## GOAL OF THE EXERCISE
Each line that contains the string "Deep" counts once; report how many such lines appear in the data, as a number only.

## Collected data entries
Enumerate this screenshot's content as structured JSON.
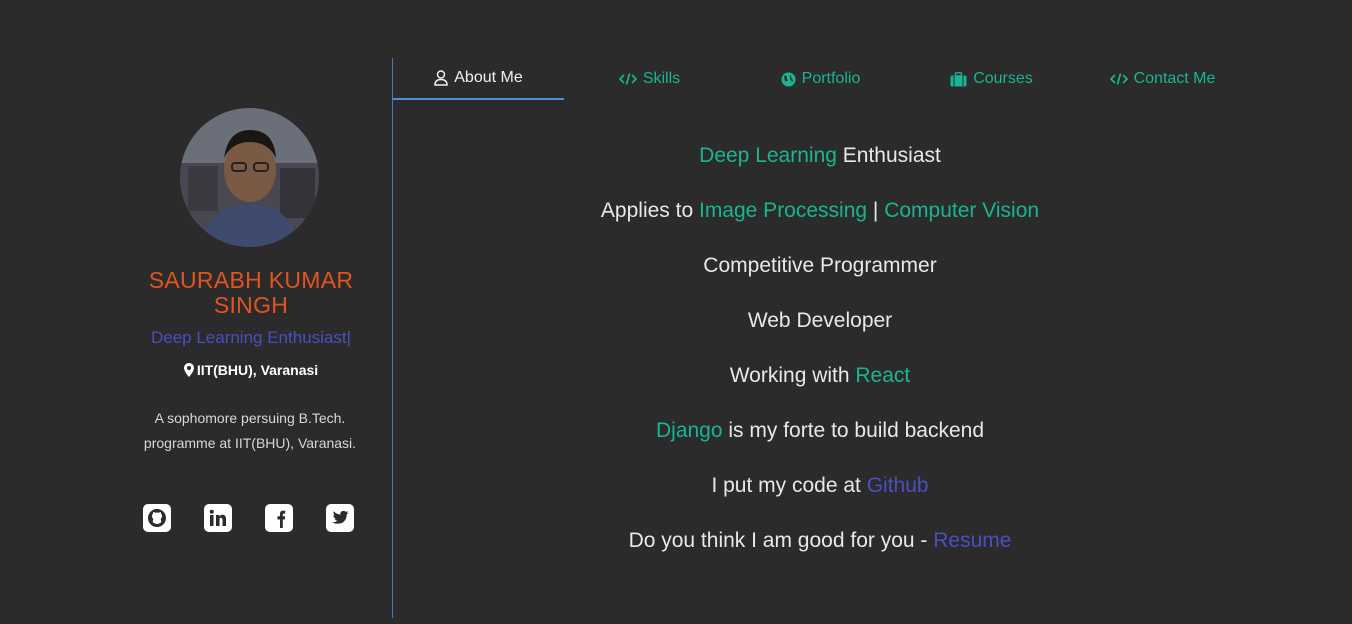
{
  "profile": {
    "name": "SAURABH KUMAR SINGH",
    "tagline": "Deep Learning Enthusiast|",
    "location": "IIT(BHU), Varanasi",
    "bio": "A sophomore persuing B.Tech. programme at IIT(BHU), Varanasi."
  },
  "socials": [
    {
      "name": "github",
      "icon": "github-icon"
    },
    {
      "name": "linkedin",
      "icon": "linkedin-icon"
    },
    {
      "name": "facebook",
      "icon": "facebook-icon"
    },
    {
      "name": "twitter",
      "icon": "twitter-icon"
    }
  ],
  "tabs": [
    {
      "label": "About Me",
      "icon": "user-icon",
      "active": true
    },
    {
      "label": "Skills",
      "icon": "code-icon"
    },
    {
      "label": "Portfolio",
      "icon": "globe-icon"
    },
    {
      "label": "Courses",
      "icon": "briefcase-icon"
    },
    {
      "label": "Contact Me",
      "icon": "code-icon"
    }
  ],
  "about": {
    "l1_link": "Deep Learning",
    "l1_text": " Enthusiast",
    "l2_text": "Applies to ",
    "l2_link1": "Image Processing",
    "l2_sep": " | ",
    "l2_link2": "Computer Vision",
    "l3_text": "Competitive Programmer",
    "l4_text": "Web Developer",
    "l5_text": "Working with ",
    "l5_link": "React",
    "l6_link": "Django",
    "l6_text": " is my forte to build backend",
    "l7_text": "I put my code at ",
    "l7_link": "Github",
    "l8_text": "Do you think I am good for you - ",
    "l8_link": "Resume"
  },
  "colors": {
    "background": "#2b2b2b",
    "accent_green": "#19b592",
    "accent_blue": "#4a4fbf",
    "name_orange": "#e2541f",
    "tab_underline": "#4a8fd9"
  }
}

## RESULT BELOW
2